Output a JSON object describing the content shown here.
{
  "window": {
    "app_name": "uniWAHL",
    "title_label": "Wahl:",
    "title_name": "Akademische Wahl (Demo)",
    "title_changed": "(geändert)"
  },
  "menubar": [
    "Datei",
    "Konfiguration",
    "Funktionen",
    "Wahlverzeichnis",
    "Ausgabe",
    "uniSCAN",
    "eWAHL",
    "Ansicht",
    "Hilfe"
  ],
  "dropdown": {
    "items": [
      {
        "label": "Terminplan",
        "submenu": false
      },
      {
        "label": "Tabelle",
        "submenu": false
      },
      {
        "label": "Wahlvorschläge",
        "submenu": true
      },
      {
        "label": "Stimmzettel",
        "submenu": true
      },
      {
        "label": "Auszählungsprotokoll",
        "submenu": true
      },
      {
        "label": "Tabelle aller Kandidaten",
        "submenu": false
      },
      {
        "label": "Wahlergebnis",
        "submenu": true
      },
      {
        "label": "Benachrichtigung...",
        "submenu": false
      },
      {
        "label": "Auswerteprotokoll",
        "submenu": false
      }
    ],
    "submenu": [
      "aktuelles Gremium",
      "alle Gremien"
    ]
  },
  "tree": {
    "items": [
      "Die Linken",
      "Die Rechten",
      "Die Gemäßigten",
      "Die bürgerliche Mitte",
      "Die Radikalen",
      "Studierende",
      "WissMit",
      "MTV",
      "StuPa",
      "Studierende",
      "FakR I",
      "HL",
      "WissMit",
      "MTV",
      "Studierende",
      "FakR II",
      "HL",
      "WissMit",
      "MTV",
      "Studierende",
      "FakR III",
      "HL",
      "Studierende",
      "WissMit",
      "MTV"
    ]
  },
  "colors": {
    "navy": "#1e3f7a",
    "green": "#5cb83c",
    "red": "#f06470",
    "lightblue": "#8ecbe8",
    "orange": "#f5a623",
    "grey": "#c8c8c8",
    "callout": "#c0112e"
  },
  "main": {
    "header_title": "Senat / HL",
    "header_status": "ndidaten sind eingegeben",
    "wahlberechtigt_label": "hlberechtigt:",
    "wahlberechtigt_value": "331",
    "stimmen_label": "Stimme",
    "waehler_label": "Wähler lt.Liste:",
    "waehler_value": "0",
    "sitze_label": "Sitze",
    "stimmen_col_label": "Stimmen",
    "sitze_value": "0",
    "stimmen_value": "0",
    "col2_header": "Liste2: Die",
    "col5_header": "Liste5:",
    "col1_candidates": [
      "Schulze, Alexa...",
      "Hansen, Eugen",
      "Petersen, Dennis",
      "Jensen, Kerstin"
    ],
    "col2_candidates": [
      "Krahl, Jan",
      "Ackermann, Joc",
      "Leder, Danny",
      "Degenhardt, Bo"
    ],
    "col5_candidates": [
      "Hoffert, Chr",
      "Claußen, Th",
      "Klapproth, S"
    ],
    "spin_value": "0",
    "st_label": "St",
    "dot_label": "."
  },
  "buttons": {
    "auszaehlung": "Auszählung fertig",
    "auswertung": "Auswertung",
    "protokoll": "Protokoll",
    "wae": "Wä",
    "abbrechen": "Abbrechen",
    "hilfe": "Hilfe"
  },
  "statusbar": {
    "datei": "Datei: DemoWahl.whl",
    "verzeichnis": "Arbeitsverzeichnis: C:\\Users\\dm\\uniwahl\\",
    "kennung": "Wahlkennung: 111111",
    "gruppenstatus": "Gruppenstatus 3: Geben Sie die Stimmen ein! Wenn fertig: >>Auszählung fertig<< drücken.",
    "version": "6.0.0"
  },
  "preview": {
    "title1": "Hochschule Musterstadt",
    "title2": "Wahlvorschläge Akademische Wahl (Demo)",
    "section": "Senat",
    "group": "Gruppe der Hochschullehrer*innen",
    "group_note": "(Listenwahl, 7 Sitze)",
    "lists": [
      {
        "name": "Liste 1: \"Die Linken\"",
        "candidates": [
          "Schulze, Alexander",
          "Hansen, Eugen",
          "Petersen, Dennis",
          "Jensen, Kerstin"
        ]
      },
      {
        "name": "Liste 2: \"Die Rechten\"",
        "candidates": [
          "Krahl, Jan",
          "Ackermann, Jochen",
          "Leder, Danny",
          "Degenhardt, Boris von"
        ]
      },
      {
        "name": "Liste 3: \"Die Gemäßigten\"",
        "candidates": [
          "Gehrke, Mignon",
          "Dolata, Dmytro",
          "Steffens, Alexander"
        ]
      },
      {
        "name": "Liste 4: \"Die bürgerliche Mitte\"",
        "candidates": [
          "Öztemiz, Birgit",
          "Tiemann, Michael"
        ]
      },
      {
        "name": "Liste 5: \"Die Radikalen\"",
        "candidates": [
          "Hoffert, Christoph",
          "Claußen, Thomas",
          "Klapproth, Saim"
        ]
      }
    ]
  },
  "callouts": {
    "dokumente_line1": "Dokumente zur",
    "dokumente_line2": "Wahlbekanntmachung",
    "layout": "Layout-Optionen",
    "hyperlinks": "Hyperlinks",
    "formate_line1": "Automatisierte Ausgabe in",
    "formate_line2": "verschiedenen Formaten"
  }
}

+-------+

**Written task:** Gather all lines of the records that include the word "Tabelle".

**Reply to the task:**
        "label": "Tabelle",
        "label": "Tabelle aller Kandidaten",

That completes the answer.